(Dataset records on visual material)
[start]
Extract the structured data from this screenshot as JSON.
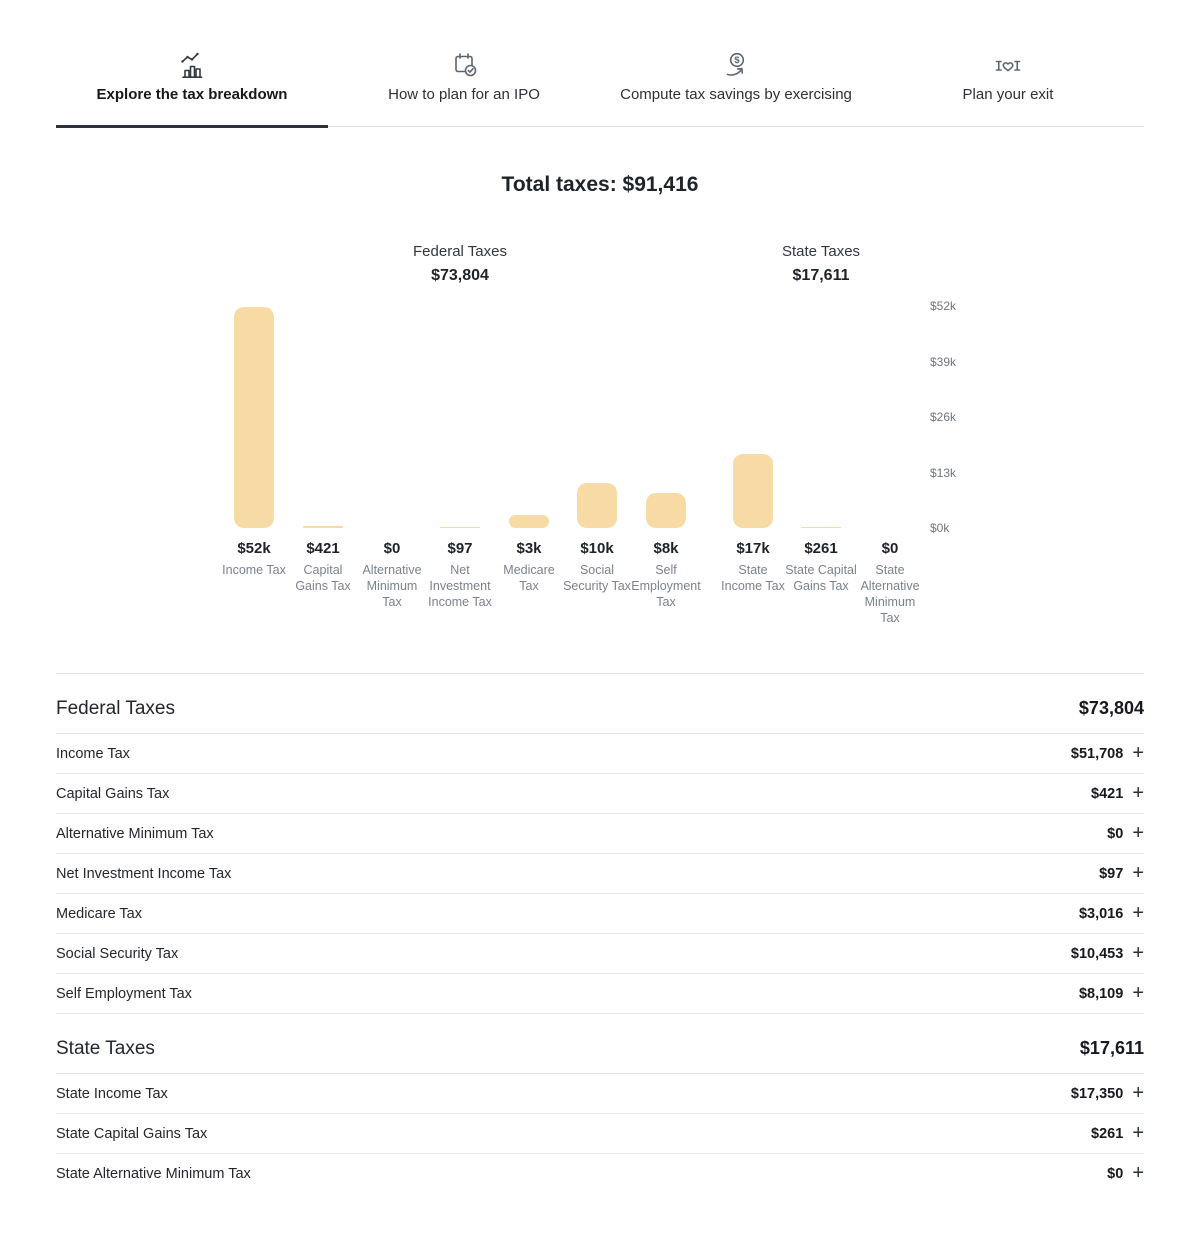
{
  "tabs": [
    {
      "label": "Explore the tax breakdown",
      "icon": "bar-chart-trend-icon",
      "active": true
    },
    {
      "label": "How to plan for an IPO",
      "icon": "calendar-check-icon",
      "active": false
    },
    {
      "label": "Compute tax savings by exercising",
      "icon": "dollar-search-icon",
      "active": false
    },
    {
      "label": "Plan your exit",
      "icon": "handshake-icon",
      "active": false
    }
  ],
  "chart_data": {
    "type": "bar",
    "title": "Total taxes: $91,416",
    "ylim": [
      0,
      52000
    ],
    "yticks": [
      "$52k",
      "$39k",
      "$26k",
      "$13k",
      "$0k"
    ],
    "bar_color": "#f8dba4",
    "legend_position": "none",
    "grid": false,
    "groups": [
      {
        "label": "Federal Taxes",
        "total": "$73,804"
      },
      {
        "label": "State Taxes",
        "total": "$17,611"
      }
    ],
    "bars": [
      {
        "label": "$52k",
        "name": "Income Tax",
        "value": 51708,
        "group": 0
      },
      {
        "label": "$421",
        "name": "Capital Gains Tax",
        "value": 421,
        "group": 0
      },
      {
        "label": "$0",
        "name": "Alternative Minimum Tax",
        "value": 0,
        "group": 0
      },
      {
        "label": "$97",
        "name": "Net Investment Income Tax",
        "value": 97,
        "group": 0
      },
      {
        "label": "$3k",
        "name": "Medicare Tax",
        "value": 3016,
        "group": 0
      },
      {
        "label": "$10k",
        "name": "Social Security Tax",
        "value": 10453,
        "group": 0
      },
      {
        "label": "$8k",
        "name": "Self Employment Tax",
        "value": 8109,
        "group": 0
      },
      {
        "label": "$17k",
        "name": "State Income Tax",
        "value": 17350,
        "group": 1
      },
      {
        "label": "$261",
        "name": "State Capital Gains Tax",
        "value": 261,
        "group": 1
      },
      {
        "label": "$0",
        "name": "State Alternative Minimum Tax",
        "value": 0,
        "group": 1
      }
    ]
  },
  "table": {
    "expand_icon": "+",
    "sections": [
      {
        "title": "Federal Taxes",
        "total": "$73,804",
        "rows": [
          {
            "label": "Income Tax",
            "value": "$51,708"
          },
          {
            "label": "Capital Gains Tax",
            "value": "$421"
          },
          {
            "label": "Alternative Minimum Tax",
            "value": "$0"
          },
          {
            "label": "Net Investment Income Tax",
            "value": "$97"
          },
          {
            "label": "Medicare Tax",
            "value": "$3,016"
          },
          {
            "label": "Social Security Tax",
            "value": "$10,453"
          },
          {
            "label": "Self Employment Tax",
            "value": "$8,109"
          }
        ]
      },
      {
        "title": "State Taxes",
        "total": "$17,611",
        "rows": [
          {
            "label": "State Income Tax",
            "value": "$17,350"
          },
          {
            "label": "State Capital Gains Tax",
            "value": "$261"
          },
          {
            "label": "State Alternative Minimum Tax",
            "value": "$0"
          }
        ]
      }
    ]
  }
}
[end]
Your copy should match the entries exactly, minus the pictures.

Exercise answer ▸
Extract the structured data from this screenshot as JSON.
{
  "tabs": [
    {
      "label": "Explore the tax breakdown",
      "icon": "bar-chart-trend-icon",
      "active": true
    },
    {
      "label": "How to plan for an IPO",
      "icon": "calendar-check-icon",
      "active": false
    },
    {
      "label": "Compute tax savings by exercising",
      "icon": "dollar-search-icon",
      "active": false
    },
    {
      "label": "Plan your exit",
      "icon": "handshake-icon",
      "active": false
    }
  ],
  "chart_data": {
    "type": "bar",
    "title": "Total taxes: $91,416",
    "ylim": [
      0,
      52000
    ],
    "yticks": [
      "$52k",
      "$39k",
      "$26k",
      "$13k",
      "$0k"
    ],
    "bar_color": "#f8dba4",
    "legend_position": "none",
    "grid": false,
    "groups": [
      {
        "label": "Federal Taxes",
        "total": "$73,804"
      },
      {
        "label": "State Taxes",
        "total": "$17,611"
      }
    ],
    "bars": [
      {
        "label": "$52k",
        "name": "Income Tax",
        "value": 51708,
        "group": 0
      },
      {
        "label": "$421",
        "name": "Capital Gains Tax",
        "value": 421,
        "group": 0
      },
      {
        "label": "$0",
        "name": "Alternative Minimum Tax",
        "value": 0,
        "group": 0
      },
      {
        "label": "$97",
        "name": "Net Investment Income Tax",
        "value": 97,
        "group": 0
      },
      {
        "label": "$3k",
        "name": "Medicare Tax",
        "value": 3016,
        "group": 0
      },
      {
        "label": "$10k",
        "name": "Social Security Tax",
        "value": 10453,
        "group": 0
      },
      {
        "label": "$8k",
        "name": "Self Employment Tax",
        "value": 8109,
        "group": 0
      },
      {
        "label": "$17k",
        "name": "State Income Tax",
        "value": 17350,
        "group": 1
      },
      {
        "label": "$261",
        "name": "State Capital Gains Tax",
        "value": 261,
        "group": 1
      },
      {
        "label": "$0",
        "name": "State Alternative Minimum Tax",
        "value": 0,
        "group": 1
      }
    ]
  },
  "table": {
    "expand_icon": "+",
    "sections": [
      {
        "title": "Federal Taxes",
        "total": "$73,804",
        "rows": [
          {
            "label": "Income Tax",
            "value": "$51,708"
          },
          {
            "label": "Capital Gains Tax",
            "value": "$421"
          },
          {
            "label": "Alternative Minimum Tax",
            "value": "$0"
          },
          {
            "label": "Net Investment Income Tax",
            "value": "$97"
          },
          {
            "label": "Medicare Tax",
            "value": "$3,016"
          },
          {
            "label": "Social Security Tax",
            "value": "$10,453"
          },
          {
            "label": "Self Employment Tax",
            "value": "$8,109"
          }
        ]
      },
      {
        "title": "State Taxes",
        "total": "$17,611",
        "rows": [
          {
            "label": "State Income Tax",
            "value": "$17,350"
          },
          {
            "label": "State Capital Gains Tax",
            "value": "$261"
          },
          {
            "label": "State Alternative Minimum Tax",
            "value": "$0"
          }
        ]
      }
    ]
  }
}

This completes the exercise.